- Data for this exercise:
++++

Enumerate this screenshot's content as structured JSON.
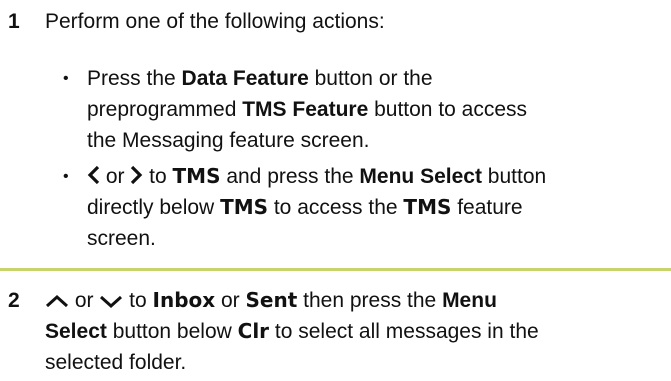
{
  "step1": {
    "number": "1",
    "intro": "Perform one of the following actions:",
    "bullet_a": {
      "marker": "•",
      "t1": "Press the ",
      "b1": "Data Feature",
      "t2": " button or the",
      "t3": "preprogrammed ",
      "b2": "TMS Feature",
      "t4": " button to access",
      "t5": "the Messaging feature screen."
    },
    "bullet_b": {
      "marker": "•",
      "icon_left": "chevron-left-icon",
      "or1": " or ",
      "icon_right": "chevron-right-icon",
      "to1": " to ",
      "d1": "TMS",
      "t1": " and press the ",
      "b1": "Menu Select",
      "t2": " button",
      "t3": "directly below ",
      "d2": "TMS",
      "t4": " to access the ",
      "d3": "TMS",
      "t5": " feature",
      "t6": "screen."
    }
  },
  "step2": {
    "number": "2",
    "icon_up": "chevron-up-icon",
    "or1": " or ",
    "icon_down": "chevron-down-icon",
    "to1": " to ",
    "d1": "Inbox",
    "or2": " or ",
    "d2": "Sent",
    "t1": " then press the ",
    "b1": "Menu",
    "b2": "Select",
    "t2": " button below ",
    "d3": "Clr",
    "t3": " to select all messages in the",
    "t4": "selected folder."
  },
  "colors": {
    "divider": "#c7d36b",
    "text": "#111111"
  }
}
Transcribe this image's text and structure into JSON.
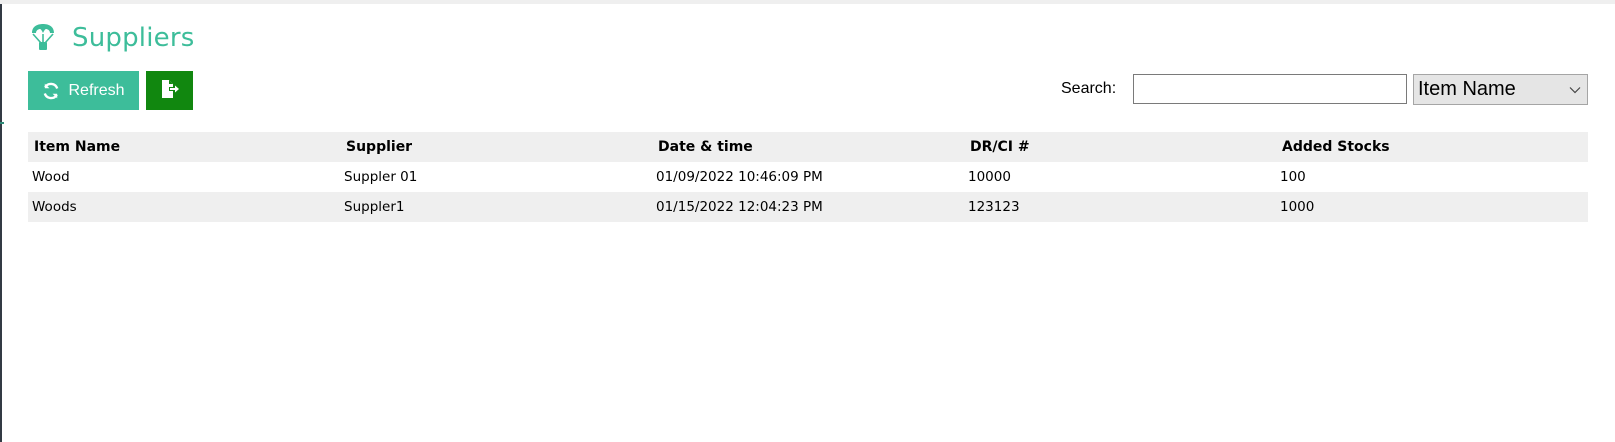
{
  "header": {
    "title": "Suppliers",
    "icon": "parachute-icon",
    "accent_color": "#3dbd9a"
  },
  "toolbar": {
    "refresh_label": "Refresh",
    "refresh_icon": "refresh-icon",
    "refresh_color": "#3dbd9a",
    "export_icon": "export-file-icon",
    "export_color": "#11870f"
  },
  "search": {
    "label": "Search:",
    "value": "",
    "placeholder": "",
    "filter_selected": "Item Name"
  },
  "table": {
    "columns": [
      "Item Name",
      "Supplier",
      "Date & time",
      "DR/CI #",
      "Added Stocks"
    ],
    "rows": [
      [
        "Wood",
        "Suppler 01",
        "01/09/2022 10:46:09 PM",
        "10000",
        "100"
      ],
      [
        "Woods",
        "Suppler1",
        "01/15/2022 12:04:23 PM",
        "123123",
        "1000"
      ]
    ]
  }
}
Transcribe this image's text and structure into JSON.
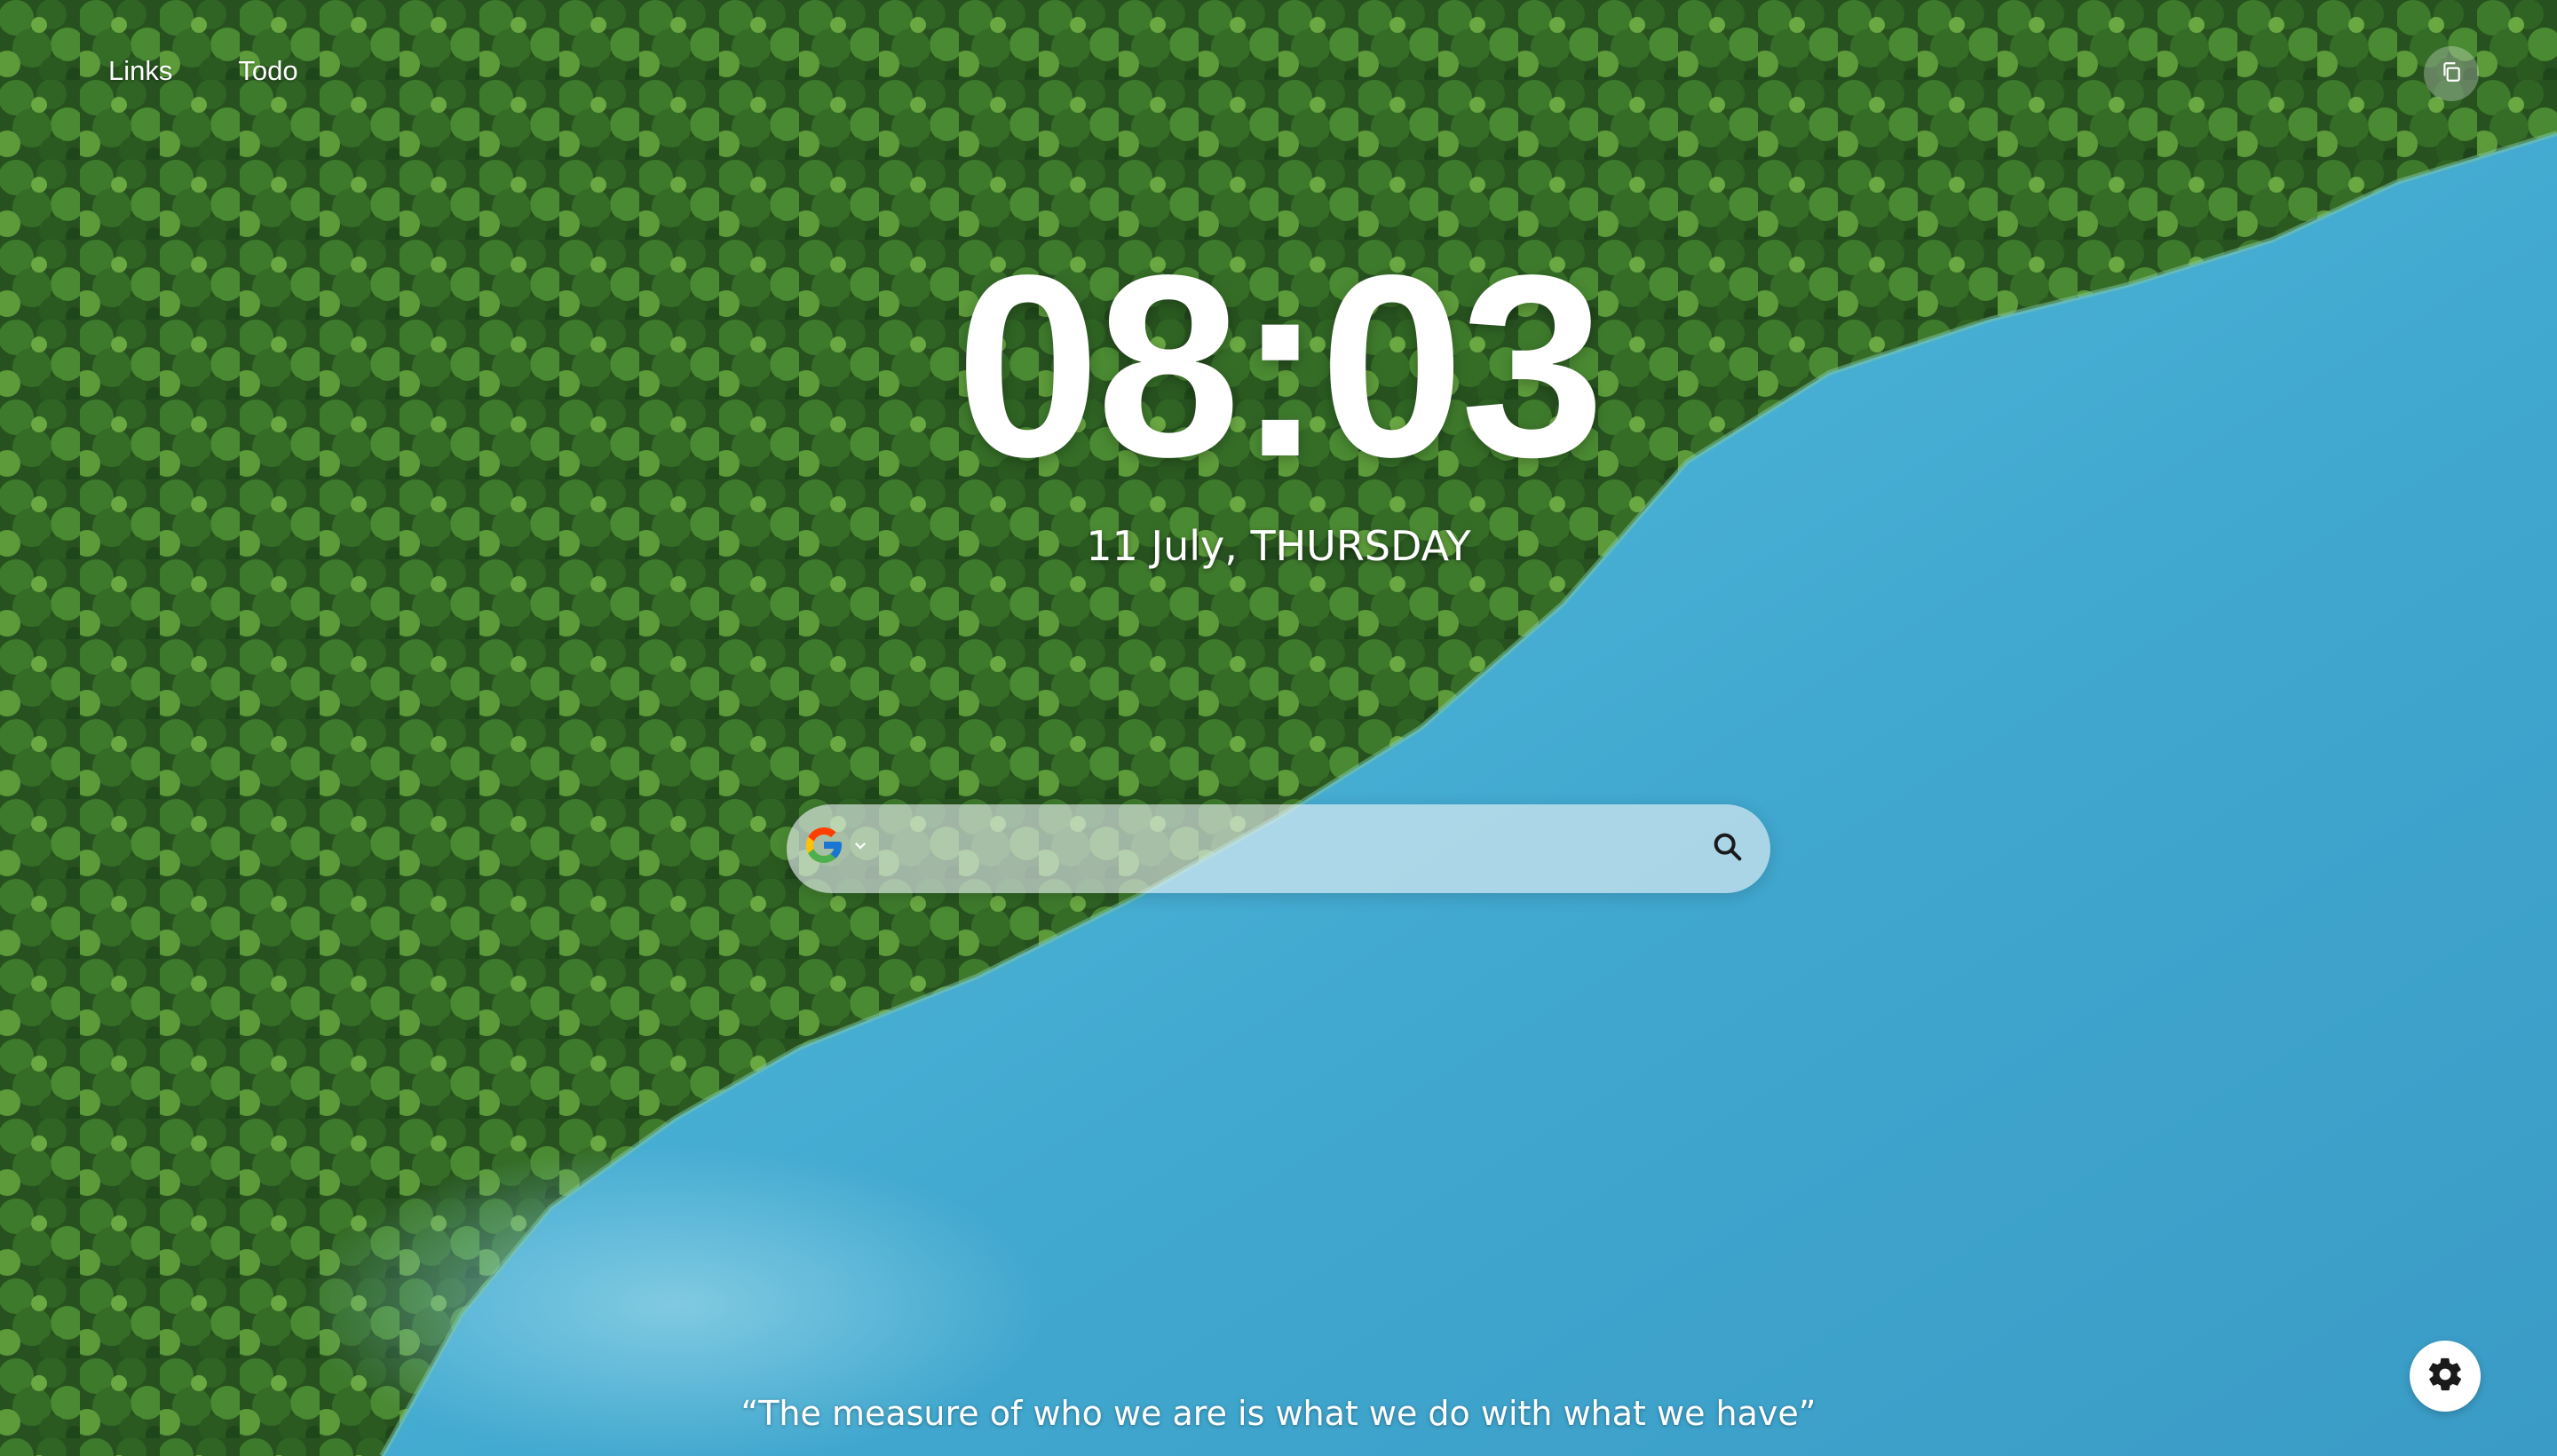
{
  "nav": {
    "links_label": "Links",
    "todo_label": "Todo"
  },
  "clock": {
    "time": "08:03",
    "date": "11 July, THURSDAY"
  },
  "search": {
    "engine_icon": "google-icon",
    "placeholder": "",
    "value": ""
  },
  "quote": {
    "text": "“The measure of who we are is what we do with what we have”"
  },
  "icons": {
    "copy": "copy-icon",
    "search": "search-icon",
    "settings": "gear-icon"
  },
  "colors": {
    "forest": "#2f5a24",
    "lake": "#49acd2",
    "white": "#ffffff"
  }
}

++++

- Prompt: Print the whole listing above once more, word for word, without its pictures.

- Result for this exercise:
Enumerate this screenshot's content as structured JSON.
{
  "step1": {
    "number": "1",
    "intro": "Perform one of the following actions:",
    "bullet_a": {
      "marker": "•",
      "t1": "Press the ",
      "b1": "Data Feature",
      "t2": " button or the",
      "t3": "preprogrammed ",
      "b2": "TMS Feature",
      "t4": " button to access",
      "t5": "the Messaging feature screen."
    },
    "bullet_b": {
      "marker": "•",
      "icon_left": "chevron-left-icon",
      "or1": " or ",
      "icon_right": "chevron-right-icon",
      "to1": " to ",
      "d1": "TMS",
      "t1": " and press the ",
      "b1": "Menu Select",
      "t2": " button",
      "t3": "directly below ",
      "d2": "TMS",
      "t4": " to access the ",
      "d3": "TMS",
      "t5": " feature",
      "t6": "screen."
    }
  },
  "step2": {
    "number": "2",
    "icon_up": "chevron-up-icon",
    "or1": " or ",
    "icon_down": "chevron-down-icon",
    "to1": " to ",
    "d1": "Inbox",
    "or2": " or ",
    "d2": "Sent",
    "t1": " then press the ",
    "b1": "Menu",
    "b2": "Select",
    "t2": " button below ",
    "d3": "Clr",
    "t3": " to select all messages in the",
    "t4": "selected folder."
  },
  "colors": {
    "divider": "#c7d36b",
    "text": "#111111"
  }
}
Transcribe this image's text and structure into JSON.
{
  "header": {
    "title": "Suppliers",
    "icon": "parachute-icon",
    "accent_color": "#3dbd9a"
  },
  "toolbar": {
    "refresh_label": "Refresh",
    "refresh_icon": "refresh-icon",
    "refresh_color": "#3dbd9a",
    "export_icon": "export-file-icon",
    "export_color": "#11870f"
  },
  "search": {
    "label": "Search:",
    "value": "",
    "placeholder": "",
    "filter_selected": "Item Name"
  },
  "table": {
    "columns": [
      "Item Name",
      "Supplier",
      "Date & time",
      "DR/CI #",
      "Added Stocks"
    ],
    "rows": [
      [
        "Wood",
        "Suppler 01",
        "01/09/2022 10:46:09 PM",
        "10000",
        "100"
      ],
      [
        "Woods",
        "Suppler1",
        "01/15/2022 12:04:23 PM",
        "123123",
        "1000"
      ]
    ]
  }
}
Transcribe this image's text and structure into JSON.
{
  "nav": {
    "links_label": "Links",
    "todo_label": "Todo"
  },
  "clock": {
    "time": "08:03",
    "date": "11 July, THURSDAY"
  },
  "search": {
    "engine_icon": "google-icon",
    "placeholder": "",
    "value": ""
  },
  "quote": {
    "text": "“The measure of who we are is what we do with what we have”"
  },
  "icons": {
    "copy": "copy-icon",
    "search": "search-icon",
    "settings": "gear-icon"
  },
  "colors": {
    "forest": "#2f5a24",
    "lake": "#49acd2",
    "white": "#ffffff"
  }
}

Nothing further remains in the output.